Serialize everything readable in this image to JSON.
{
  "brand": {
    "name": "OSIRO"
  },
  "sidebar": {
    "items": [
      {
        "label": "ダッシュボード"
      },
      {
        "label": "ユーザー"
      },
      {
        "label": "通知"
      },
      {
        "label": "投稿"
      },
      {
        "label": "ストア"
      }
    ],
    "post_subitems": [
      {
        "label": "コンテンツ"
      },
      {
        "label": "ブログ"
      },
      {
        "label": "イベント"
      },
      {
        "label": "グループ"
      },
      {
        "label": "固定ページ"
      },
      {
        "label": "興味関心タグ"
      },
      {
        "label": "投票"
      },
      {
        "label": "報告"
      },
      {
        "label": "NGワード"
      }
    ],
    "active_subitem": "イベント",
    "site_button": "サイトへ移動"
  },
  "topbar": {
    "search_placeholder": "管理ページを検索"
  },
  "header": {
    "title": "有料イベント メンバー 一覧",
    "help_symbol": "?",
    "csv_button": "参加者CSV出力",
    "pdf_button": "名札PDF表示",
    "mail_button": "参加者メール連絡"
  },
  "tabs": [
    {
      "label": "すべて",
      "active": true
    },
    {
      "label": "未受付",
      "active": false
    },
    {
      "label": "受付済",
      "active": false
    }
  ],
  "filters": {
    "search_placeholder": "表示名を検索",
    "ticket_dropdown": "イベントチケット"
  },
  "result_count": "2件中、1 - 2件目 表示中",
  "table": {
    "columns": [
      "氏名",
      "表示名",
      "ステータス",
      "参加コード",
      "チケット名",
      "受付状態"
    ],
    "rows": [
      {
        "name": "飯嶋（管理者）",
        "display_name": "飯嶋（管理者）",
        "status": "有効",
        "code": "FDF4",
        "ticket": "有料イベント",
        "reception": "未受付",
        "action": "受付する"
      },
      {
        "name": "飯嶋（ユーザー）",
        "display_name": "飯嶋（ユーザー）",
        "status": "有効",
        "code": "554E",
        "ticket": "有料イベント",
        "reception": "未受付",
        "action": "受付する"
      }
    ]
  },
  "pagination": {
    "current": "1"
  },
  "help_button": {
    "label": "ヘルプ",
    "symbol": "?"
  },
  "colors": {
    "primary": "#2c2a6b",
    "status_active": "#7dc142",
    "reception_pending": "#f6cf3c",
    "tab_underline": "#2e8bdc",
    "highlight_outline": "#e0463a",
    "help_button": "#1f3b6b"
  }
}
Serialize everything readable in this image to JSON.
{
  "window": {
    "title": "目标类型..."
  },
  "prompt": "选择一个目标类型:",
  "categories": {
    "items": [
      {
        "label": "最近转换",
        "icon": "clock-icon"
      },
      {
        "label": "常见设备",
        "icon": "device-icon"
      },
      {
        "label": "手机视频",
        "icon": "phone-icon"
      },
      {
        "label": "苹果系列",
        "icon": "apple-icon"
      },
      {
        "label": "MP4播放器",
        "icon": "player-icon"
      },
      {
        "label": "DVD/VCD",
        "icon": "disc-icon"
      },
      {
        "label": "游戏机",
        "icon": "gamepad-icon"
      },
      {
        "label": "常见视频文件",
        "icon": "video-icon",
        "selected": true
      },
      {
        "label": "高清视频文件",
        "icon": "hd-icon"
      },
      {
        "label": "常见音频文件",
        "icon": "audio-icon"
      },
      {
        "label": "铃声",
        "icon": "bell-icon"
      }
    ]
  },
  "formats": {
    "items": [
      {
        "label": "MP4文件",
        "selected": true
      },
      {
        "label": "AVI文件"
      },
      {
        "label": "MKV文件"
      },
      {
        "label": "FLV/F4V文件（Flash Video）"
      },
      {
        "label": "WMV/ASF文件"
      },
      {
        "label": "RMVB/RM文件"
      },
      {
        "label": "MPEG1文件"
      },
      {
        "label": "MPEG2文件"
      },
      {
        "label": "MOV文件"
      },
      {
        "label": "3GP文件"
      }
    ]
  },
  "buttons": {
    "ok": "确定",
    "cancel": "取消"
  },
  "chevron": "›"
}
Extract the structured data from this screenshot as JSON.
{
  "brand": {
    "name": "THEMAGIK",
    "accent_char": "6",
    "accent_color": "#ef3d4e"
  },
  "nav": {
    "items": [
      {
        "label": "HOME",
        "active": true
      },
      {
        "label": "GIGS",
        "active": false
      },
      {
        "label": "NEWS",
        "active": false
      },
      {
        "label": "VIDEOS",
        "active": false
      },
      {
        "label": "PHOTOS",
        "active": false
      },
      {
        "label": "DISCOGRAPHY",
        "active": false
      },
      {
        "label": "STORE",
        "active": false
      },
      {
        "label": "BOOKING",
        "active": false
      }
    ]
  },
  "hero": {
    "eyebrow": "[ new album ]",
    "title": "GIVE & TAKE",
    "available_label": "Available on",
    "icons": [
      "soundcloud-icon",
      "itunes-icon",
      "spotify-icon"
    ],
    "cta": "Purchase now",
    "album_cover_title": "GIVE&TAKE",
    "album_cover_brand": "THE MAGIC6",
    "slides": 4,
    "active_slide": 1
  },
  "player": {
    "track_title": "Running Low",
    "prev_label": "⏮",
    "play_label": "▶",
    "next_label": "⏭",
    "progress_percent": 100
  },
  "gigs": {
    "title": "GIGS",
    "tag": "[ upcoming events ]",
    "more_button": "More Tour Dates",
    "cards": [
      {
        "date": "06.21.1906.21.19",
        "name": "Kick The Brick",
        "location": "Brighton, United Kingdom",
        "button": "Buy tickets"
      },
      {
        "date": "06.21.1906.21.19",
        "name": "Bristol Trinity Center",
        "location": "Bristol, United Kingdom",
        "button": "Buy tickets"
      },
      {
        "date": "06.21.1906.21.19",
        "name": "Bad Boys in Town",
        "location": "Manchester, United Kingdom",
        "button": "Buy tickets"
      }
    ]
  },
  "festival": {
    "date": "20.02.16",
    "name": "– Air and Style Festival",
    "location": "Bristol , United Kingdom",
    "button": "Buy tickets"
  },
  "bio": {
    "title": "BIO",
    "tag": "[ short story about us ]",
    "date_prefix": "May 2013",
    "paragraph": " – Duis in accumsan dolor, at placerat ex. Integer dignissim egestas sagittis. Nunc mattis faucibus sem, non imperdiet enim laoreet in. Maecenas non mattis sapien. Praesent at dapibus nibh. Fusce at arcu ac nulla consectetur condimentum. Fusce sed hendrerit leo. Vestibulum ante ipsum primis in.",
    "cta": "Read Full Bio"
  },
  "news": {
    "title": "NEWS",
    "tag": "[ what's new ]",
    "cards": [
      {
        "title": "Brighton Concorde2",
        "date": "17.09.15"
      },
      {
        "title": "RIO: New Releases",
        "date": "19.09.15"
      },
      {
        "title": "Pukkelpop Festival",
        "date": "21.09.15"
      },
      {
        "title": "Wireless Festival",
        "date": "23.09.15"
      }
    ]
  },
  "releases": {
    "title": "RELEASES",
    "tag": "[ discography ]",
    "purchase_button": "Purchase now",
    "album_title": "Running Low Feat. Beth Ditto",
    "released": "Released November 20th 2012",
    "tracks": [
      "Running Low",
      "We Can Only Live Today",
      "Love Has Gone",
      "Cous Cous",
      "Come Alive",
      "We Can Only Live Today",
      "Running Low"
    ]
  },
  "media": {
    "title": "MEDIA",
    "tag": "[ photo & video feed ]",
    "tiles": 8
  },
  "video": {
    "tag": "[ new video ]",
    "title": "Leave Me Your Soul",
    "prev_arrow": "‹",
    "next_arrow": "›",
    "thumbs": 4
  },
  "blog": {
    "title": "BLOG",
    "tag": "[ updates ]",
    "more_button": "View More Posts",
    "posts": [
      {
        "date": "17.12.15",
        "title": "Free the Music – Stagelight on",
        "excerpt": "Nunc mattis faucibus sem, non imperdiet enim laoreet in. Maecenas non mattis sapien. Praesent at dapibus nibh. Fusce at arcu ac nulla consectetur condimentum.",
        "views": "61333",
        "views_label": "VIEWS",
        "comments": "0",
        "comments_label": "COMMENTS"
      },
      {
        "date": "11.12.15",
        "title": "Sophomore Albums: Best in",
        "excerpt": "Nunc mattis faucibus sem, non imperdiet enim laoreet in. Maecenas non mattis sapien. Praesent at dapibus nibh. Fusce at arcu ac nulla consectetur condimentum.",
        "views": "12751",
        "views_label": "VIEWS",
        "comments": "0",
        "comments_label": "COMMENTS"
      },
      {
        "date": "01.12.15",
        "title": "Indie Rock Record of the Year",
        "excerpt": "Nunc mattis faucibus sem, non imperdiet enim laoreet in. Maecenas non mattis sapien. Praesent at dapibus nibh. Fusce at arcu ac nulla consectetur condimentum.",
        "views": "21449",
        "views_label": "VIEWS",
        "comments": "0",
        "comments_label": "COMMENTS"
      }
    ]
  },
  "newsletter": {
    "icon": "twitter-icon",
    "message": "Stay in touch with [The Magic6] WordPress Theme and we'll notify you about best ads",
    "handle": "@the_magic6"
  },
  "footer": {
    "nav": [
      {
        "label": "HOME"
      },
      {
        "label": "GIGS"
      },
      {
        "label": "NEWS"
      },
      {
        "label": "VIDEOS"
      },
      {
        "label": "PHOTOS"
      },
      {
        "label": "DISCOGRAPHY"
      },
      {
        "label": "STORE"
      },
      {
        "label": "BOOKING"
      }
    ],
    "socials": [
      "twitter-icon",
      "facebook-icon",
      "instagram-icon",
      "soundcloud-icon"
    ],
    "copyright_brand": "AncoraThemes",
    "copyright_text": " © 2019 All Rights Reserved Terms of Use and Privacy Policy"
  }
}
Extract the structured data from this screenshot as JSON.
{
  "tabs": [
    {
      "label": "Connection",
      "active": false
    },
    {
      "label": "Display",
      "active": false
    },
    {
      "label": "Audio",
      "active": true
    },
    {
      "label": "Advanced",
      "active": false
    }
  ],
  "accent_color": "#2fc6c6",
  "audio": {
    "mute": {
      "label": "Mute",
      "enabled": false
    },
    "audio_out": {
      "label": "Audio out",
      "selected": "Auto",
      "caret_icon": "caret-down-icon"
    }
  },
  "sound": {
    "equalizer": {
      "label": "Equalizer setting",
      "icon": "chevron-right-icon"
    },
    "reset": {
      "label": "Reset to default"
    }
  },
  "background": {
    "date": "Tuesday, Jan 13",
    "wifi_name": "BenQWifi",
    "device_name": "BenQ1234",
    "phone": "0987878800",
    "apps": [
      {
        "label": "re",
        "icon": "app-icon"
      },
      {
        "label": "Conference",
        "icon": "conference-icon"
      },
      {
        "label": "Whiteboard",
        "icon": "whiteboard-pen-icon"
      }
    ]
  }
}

+-------+

| DIRECTION |
Lines containing the string "ユーザー" should be counted; reply with their number and nothing more.

| ANSWER BELOW |
3